» TASK REQUIREMENTS:
1. From the passage on tail recursion, list each thing the computer records when a function is called.
2. Please summarize the passage on tail recursion in two sentences.
3. Answer these questions from the passage on tail recursion:
(a) What are the things put on the stack called?
(b) What can an optimizing compiler or interpreter make tail recursive functions behave like?
(c) In the factorial function, what is returned when n == 1?

» PASSAGE TO READ:
If your compiler or interpreter is clever enough, it can optimize tail recursive functions so that they behave like a loop in a procedural language. To understand why this is significant, we need to know how function calls work.
Functions and the call stack
Imagine the computer keeps track of a list of the functions you’ve called. But it’s not an ordinary list: when you call one, the computer makes a note of it (and also jots down the local variables of the function and the other little details it needs to remember), and when that function returns it is removed from the list. What I’m describing is of course a stack, and the things put on the stack are called activation records. Activation records contain state information about different procedures, and the stack they’re put on is called the call stack.
Regular recursive functions grow the size of the call stack. Each time the function calls itself, another entry has to be pushed onto the stack. Here’s an example:
int factorial (int n) { if (n == 1) { return n; } else { return n * factorial(n-1); } }
Imagine you’re a computer trying to run this code. The function is called, you set n to whatever number was passed. The only thing the function has to do before returning is multiply n with the result of factorial(n-1)
, assuming n is greater than 1. This may look like a tail recursive call, but it isn’t. The computer has to evaluate n * factorial(n-1)
, and in order to do that it must evaluate factorial(n-1)
. For now, let’s treat the call to factorial(n-1)

» MATERIAL:

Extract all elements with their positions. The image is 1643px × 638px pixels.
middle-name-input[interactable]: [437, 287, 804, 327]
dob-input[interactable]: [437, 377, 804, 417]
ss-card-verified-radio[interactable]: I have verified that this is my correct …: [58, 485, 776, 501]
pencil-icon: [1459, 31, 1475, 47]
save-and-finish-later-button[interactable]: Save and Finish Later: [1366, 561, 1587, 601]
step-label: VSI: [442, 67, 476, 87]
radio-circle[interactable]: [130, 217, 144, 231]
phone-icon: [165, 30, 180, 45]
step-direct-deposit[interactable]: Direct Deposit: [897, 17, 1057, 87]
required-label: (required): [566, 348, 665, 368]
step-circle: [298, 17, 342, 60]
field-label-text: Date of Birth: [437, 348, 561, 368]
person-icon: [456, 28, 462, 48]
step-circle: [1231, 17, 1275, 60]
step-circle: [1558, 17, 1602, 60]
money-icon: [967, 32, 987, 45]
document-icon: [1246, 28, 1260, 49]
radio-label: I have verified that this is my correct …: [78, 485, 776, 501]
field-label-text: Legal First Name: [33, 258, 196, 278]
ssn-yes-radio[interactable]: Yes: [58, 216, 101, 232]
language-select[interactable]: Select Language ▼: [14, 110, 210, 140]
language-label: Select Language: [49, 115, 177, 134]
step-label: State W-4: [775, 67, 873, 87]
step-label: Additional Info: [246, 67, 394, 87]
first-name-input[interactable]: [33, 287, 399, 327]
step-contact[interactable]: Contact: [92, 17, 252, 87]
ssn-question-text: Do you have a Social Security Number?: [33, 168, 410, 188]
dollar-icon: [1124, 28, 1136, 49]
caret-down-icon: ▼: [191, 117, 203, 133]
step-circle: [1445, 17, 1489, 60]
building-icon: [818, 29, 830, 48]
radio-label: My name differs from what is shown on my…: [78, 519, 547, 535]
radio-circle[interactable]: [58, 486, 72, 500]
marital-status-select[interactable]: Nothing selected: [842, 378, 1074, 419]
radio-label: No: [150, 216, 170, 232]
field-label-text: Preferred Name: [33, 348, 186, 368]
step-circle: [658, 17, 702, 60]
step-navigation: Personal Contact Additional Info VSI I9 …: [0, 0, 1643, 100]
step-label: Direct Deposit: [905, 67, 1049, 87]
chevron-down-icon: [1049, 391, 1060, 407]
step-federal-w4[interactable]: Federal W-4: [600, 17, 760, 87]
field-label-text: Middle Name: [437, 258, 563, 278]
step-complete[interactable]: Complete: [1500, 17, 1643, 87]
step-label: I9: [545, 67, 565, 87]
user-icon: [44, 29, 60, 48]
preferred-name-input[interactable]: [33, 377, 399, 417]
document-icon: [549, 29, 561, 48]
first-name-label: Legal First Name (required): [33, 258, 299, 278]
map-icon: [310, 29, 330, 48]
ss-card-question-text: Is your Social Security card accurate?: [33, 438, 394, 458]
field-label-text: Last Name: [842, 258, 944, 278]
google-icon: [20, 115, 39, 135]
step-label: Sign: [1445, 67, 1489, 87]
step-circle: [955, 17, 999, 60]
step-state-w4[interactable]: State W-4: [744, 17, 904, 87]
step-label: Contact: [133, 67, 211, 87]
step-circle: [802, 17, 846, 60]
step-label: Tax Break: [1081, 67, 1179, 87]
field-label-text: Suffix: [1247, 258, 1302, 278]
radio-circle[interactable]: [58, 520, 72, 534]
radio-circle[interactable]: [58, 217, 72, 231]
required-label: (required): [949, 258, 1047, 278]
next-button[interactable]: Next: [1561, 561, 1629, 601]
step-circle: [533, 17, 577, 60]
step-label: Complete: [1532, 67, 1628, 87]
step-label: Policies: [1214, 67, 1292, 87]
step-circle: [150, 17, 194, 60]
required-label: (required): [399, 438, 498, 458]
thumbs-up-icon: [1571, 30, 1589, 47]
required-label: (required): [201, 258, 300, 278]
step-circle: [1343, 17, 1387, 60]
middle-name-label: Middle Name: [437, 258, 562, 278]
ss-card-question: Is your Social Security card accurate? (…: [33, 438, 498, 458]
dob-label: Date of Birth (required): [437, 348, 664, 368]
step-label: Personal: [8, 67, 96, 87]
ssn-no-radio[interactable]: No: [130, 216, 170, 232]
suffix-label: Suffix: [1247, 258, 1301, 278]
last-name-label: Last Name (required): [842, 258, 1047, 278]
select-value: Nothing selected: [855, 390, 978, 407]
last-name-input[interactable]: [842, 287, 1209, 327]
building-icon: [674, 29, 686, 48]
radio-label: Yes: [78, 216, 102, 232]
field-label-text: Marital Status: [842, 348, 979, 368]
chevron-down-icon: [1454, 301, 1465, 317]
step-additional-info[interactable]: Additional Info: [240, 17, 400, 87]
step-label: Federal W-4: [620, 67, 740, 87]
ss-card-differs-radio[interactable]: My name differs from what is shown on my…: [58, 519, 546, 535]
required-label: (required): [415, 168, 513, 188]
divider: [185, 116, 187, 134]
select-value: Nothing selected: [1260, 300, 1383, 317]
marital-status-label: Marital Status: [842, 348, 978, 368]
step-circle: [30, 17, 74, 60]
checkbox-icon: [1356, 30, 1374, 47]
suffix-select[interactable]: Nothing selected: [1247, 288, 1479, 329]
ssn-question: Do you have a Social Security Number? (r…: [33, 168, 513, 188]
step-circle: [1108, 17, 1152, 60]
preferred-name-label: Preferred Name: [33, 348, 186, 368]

» EXPECTED ANSWERS:
1.
- A note of the function that was called
- The function's local variables
- The other little details it needs to remember

2. A clever compiler or interpreter can optimize tail recursive functions so they behave like a loop, and seeing why requires understanding the call stack, where activation records holding each procedure's state are added when a function is called and removed when it returns. Regular recursive functions such as the factorial example push another entry onto the stack each time they call themselves, and that factorial is not tail recursive because the computer must evaluate factorial(n-1) before it can compute n * factorial(n-1).

3.
(a) Activation records
(b) A loop in a procedural language
(c) n